> **RECORDED INFORMATION**
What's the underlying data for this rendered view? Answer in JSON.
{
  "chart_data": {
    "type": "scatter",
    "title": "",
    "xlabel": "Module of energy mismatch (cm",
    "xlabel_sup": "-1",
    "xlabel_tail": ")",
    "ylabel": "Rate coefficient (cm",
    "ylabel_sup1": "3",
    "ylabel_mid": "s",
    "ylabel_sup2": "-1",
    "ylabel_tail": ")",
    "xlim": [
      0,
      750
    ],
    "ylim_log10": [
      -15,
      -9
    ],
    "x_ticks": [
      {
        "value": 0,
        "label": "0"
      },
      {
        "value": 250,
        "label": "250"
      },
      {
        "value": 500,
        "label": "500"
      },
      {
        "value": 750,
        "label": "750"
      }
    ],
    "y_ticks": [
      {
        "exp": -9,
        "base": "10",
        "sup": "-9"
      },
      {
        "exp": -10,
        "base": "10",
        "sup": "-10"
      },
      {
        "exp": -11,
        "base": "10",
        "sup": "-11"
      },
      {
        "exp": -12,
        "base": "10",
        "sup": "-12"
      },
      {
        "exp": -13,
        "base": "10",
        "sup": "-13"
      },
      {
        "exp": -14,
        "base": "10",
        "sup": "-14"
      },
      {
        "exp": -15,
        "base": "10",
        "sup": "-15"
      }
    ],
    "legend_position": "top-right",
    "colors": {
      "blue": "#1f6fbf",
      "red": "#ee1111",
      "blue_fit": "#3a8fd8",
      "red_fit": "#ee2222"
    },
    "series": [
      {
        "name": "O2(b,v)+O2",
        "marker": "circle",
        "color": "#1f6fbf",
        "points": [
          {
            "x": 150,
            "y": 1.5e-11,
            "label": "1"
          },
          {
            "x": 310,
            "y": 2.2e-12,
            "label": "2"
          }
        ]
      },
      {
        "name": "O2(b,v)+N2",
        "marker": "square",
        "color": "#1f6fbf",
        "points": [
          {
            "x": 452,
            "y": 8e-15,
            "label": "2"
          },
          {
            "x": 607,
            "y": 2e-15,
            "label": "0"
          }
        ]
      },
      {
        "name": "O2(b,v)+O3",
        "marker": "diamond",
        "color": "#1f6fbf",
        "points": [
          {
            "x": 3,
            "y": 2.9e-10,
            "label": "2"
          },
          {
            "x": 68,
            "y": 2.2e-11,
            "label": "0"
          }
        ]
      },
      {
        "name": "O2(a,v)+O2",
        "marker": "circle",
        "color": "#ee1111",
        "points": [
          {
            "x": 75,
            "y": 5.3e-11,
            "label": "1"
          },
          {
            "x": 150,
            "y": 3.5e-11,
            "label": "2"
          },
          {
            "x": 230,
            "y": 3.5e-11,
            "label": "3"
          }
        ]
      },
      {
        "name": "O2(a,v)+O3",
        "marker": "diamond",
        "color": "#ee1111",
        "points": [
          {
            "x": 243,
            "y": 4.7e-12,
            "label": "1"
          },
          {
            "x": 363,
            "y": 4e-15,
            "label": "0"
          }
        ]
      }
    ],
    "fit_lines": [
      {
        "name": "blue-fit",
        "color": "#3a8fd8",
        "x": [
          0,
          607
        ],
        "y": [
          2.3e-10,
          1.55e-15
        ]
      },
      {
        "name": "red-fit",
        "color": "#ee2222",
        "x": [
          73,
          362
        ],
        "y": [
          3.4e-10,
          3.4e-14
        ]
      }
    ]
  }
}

> **SHORT EXERCISE**
Print all of the entries exactly as they appear.

> **WORKED ANSWER**
What's the underlying data for this rendered view? Answer in JSON.
{
  "chart_data": {
    "type": "scatter",
    "title": "",
    "xlabel": "Module of energy mismatch (cm",
    "xlabel_sup": "-1",
    "xlabel_tail": ")",
    "ylabel": "Rate coefficient (cm",
    "ylabel_sup1": "3",
    "ylabel_mid": "s",
    "ylabel_sup2": "-1",
    "ylabel_tail": ")",
    "xlim": [
      0,
      750
    ],
    "ylim_log10": [
      -15,
      -9
    ],
    "x_ticks": [
      {
        "value": 0,
        "label": "0"
      },
      {
        "value": 250,
        "label": "250"
      },
      {
        "value": 500,
        "label": "500"
      },
      {
        "value": 750,
        "label": "750"
      }
    ],
    "y_ticks": [
      {
        "exp": -9,
        "base": "10",
        "sup": "-9"
      },
      {
        "exp": -10,
        "base": "10",
        "sup": "-10"
      },
      {
        "exp": -11,
        "base": "10",
        "sup": "-11"
      },
      {
        "exp": -12,
        "base": "10",
        "sup": "-12"
      },
      {
        "exp": -13,
        "base": "10",
        "sup": "-13"
      },
      {
        "exp": -14,
        "base": "10",
        "sup": "-14"
      },
      {
        "exp": -15,
        "base": "10",
        "sup": "-15"
      }
    ],
    "legend_position": "top-right",
    "colors": {
      "blue": "#1f6fbf",
      "red": "#ee1111",
      "blue_fit": "#3a8fd8",
      "red_fit": "#ee2222"
    },
    "series": [
      {
        "name": "O2(b,v)+O2",
        "marker": "circle",
        "color": "#1f6fbf",
        "points": [
          {
            "x": 150,
            "y": 1.5e-11,
            "label": "1"
          },
          {
            "x": 310,
            "y": 2.2e-12,
            "label": "2"
          }
        ]
      },
      {
        "name": "O2(b,v)+N2",
        "marker": "square",
        "color": "#1f6fbf",
        "points": [
          {
            "x": 452,
            "y": 8e-15,
            "label": "2"
          },
          {
            "x": 607,
            "y": 2e-15,
            "label": "0"
          }
        ]
      },
      {
        "name": "O2(b,v)+O3",
        "marker": "diamond",
        "color": "#1f6fbf",
        "points": [
          {
            "x": 3,
            "y": 2.9e-10,
            "label": "2"
          },
          {
            "x": 68,
            "y": 2.2e-11,
            "label": "0"
          }
        ]
      },
      {
        "name": "O2(a,v)+O2",
        "marker": "circle",
        "color": "#ee1111",
        "points": [
          {
            "x": 75,
            "y": 5.3e-11,
            "label": "1"
          },
          {
            "x": 150,
            "y": 3.5e-11,
            "label": "2"
          },
          {
            "x": 230,
            "y": 3.5e-11,
            "label": "3"
          }
        ]
      },
      {
        "name": "O2(a,v)+O3",
        "marker": "diamond",
        "color": "#ee1111",
        "points": [
          {
            "x": 243,
            "y": 4.7e-12,
            "label": "1"
          },
          {
            "x": 363,
            "y": 4e-15,
            "label": "0"
          }
        ]
      }
    ],
    "fit_lines": [
      {
        "name": "blue-fit",
        "color": "#3a8fd8",
        "x": [
          0,
          607
        ],
        "y": [
          2.3e-10,
          1.55e-15
        ]
      },
      {
        "name": "red-fit",
        "color": "#ee2222",
        "x": [
          73,
          362
        ],
        "y": [
          3.4e-10,
          3.4e-14
        ]
      }
    ]
  }
}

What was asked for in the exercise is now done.